WRITTEN INSTRUCTION:
Extract every line of the material below word for word, leaving out the pictures.
....................
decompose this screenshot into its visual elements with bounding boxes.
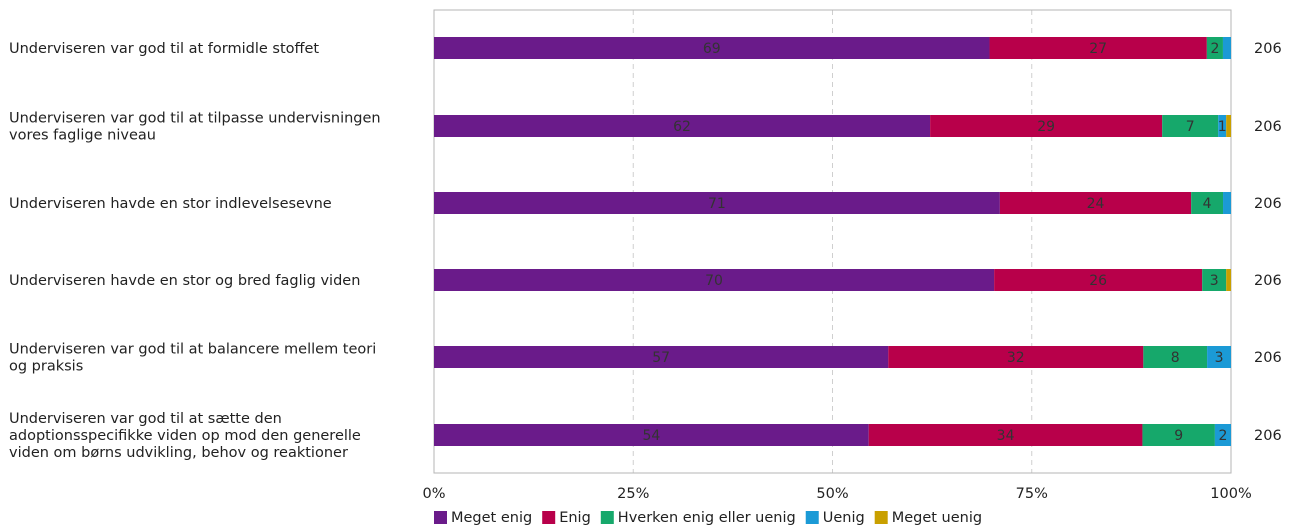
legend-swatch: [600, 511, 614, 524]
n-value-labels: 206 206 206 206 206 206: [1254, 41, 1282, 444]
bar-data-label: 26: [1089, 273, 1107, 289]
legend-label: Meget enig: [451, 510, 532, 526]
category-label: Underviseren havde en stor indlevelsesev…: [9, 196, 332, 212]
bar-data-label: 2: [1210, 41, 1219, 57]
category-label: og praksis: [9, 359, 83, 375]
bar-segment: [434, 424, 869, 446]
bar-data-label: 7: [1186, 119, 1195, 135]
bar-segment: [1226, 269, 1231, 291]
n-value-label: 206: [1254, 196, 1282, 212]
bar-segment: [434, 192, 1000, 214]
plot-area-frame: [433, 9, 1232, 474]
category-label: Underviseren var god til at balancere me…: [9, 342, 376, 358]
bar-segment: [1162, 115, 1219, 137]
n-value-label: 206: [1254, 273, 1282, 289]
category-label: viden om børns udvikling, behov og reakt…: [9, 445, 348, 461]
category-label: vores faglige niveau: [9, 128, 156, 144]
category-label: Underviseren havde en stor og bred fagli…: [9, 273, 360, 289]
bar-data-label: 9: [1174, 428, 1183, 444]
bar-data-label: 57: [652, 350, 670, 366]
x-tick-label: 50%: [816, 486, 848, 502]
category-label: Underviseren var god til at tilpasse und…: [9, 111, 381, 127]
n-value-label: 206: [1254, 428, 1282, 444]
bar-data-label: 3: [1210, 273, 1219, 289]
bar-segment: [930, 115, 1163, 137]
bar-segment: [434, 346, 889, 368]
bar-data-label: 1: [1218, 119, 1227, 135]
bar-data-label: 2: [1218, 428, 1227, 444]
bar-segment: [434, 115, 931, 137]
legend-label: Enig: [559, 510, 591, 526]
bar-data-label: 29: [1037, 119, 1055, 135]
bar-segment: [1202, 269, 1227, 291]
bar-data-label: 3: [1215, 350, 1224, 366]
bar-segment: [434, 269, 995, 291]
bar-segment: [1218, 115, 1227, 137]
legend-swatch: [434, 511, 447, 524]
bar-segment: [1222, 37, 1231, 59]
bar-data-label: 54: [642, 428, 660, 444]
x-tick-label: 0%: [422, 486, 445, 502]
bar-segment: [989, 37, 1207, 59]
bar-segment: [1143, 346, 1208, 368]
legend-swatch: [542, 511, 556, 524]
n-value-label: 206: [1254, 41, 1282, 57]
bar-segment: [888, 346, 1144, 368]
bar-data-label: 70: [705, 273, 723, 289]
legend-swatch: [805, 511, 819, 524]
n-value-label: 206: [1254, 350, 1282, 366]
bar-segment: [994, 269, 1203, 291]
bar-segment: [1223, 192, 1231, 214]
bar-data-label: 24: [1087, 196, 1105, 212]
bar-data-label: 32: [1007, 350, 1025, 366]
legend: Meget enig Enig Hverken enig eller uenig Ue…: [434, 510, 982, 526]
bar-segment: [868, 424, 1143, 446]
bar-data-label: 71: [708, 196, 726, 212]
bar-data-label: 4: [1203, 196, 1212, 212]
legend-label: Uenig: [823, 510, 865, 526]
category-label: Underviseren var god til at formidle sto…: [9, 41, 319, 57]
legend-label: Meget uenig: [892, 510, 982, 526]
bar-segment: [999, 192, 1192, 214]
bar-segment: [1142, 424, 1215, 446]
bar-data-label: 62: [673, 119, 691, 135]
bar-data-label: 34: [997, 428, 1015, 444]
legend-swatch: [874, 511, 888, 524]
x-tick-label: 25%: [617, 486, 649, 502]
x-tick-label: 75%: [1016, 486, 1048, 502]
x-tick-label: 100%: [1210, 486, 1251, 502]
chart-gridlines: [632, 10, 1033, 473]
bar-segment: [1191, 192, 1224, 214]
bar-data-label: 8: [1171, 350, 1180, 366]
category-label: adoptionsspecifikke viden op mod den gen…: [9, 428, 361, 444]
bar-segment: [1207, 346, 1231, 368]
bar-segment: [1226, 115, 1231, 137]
....................
PROBLEM SOLUTION:
decompose this screenshot into its visual elements with bounding boxes.
legend-swatch: [600, 511, 614, 524]
n-value-labels: 206 206 206 206 206 206: [1254, 41, 1282, 444]
bar-data-label: 26: [1089, 273, 1107, 289]
legend-label: Meget enig: [451, 510, 532, 526]
category-label: Underviseren havde en stor indlevelsesev…: [9, 196, 332, 212]
bar-data-label: 2: [1210, 41, 1219, 57]
category-label: og praksis: [9, 359, 83, 375]
bar-segment: [434, 424, 869, 446]
bar-data-label: 7: [1186, 119, 1195, 135]
bar-segment: [1226, 269, 1231, 291]
n-value-label: 206: [1254, 196, 1282, 212]
bar-segment: [434, 192, 1000, 214]
plot-area-frame: [433, 9, 1232, 474]
category-label: Underviseren var god til at balancere me…: [9, 342, 376, 358]
bar-segment: [1162, 115, 1219, 137]
n-value-label: 206: [1254, 273, 1282, 289]
category-label: viden om børns udvikling, behov og reakt…: [9, 445, 348, 461]
category-label: vores faglige niveau: [9, 128, 156, 144]
category-label: Underviseren havde en stor og bred fagli…: [9, 273, 360, 289]
bar-data-label: 9: [1174, 428, 1183, 444]
bar-data-label: 57: [652, 350, 670, 366]
x-tick-label: 50%: [816, 486, 848, 502]
category-label: Underviseren var god til at tilpasse und…: [9, 111, 381, 127]
n-value-label: 206: [1254, 428, 1282, 444]
bar-data-label: 3: [1210, 273, 1219, 289]
bar-segment: [930, 115, 1163, 137]
bar-segment: [434, 346, 889, 368]
bar-data-label: 1: [1218, 119, 1227, 135]
bar-data-label: 2: [1218, 428, 1227, 444]
bar-segment: [434, 115, 931, 137]
legend-label: Enig: [559, 510, 591, 526]
bar-data-label: 29: [1037, 119, 1055, 135]
bar-segment: [1202, 269, 1227, 291]
bar-data-label: 3: [1215, 350, 1224, 366]
bar-segment: [434, 269, 995, 291]
bar-segment: [1218, 115, 1227, 137]
legend-swatch: [434, 511, 447, 524]
bar-segment: [1222, 37, 1231, 59]
bar-data-label: 54: [642, 428, 660, 444]
x-tick-label: 0%: [422, 486, 445, 502]
bar-segment: [989, 37, 1207, 59]
bar-segment: [1143, 346, 1208, 368]
legend-swatch: [542, 511, 556, 524]
n-value-label: 206: [1254, 41, 1282, 57]
bar-segment: [888, 346, 1144, 368]
bar-data-label: 70: [705, 273, 723, 289]
legend-swatch: [805, 511, 819, 524]
n-value-label: 206: [1254, 350, 1282, 366]
bar-segment: [994, 269, 1203, 291]
bar-segment: [1223, 192, 1231, 214]
bar-data-label: 24: [1087, 196, 1105, 212]
bar-data-label: 32: [1007, 350, 1025, 366]
legend: Meget enig Enig Hverken enig eller uenig Ue…: [434, 510, 982, 526]
bar-segment: [868, 424, 1143, 446]
bar-data-label: 71: [708, 196, 726, 212]
bar-data-label: 4: [1203, 196, 1212, 212]
legend-label: Uenig: [823, 510, 865, 526]
category-label: Underviseren var god til at formidle sto…: [9, 41, 319, 57]
legend-label: Meget uenig: [892, 510, 982, 526]
bar-segment: [999, 192, 1192, 214]
bar-segment: [1142, 424, 1215, 446]
bar-data-label: 62: [673, 119, 691, 135]
bar-data-label: 34: [997, 428, 1015, 444]
legend-swatch: [874, 511, 888, 524]
x-tick-label: 25%: [617, 486, 649, 502]
x-tick-label: 75%: [1016, 486, 1048, 502]
x-tick-label: 100%: [1210, 486, 1251, 502]
chart-gridlines: [632, 10, 1033, 473]
bar-segment: [1191, 192, 1224, 214]
bar-data-label: 8: [1171, 350, 1180, 366]
category-label: adoptionsspecifikke viden op mod den gen…: [9, 428, 361, 444]
bar-segment: [1207, 346, 1231, 368]
bar-segment: [1226, 115, 1231, 137]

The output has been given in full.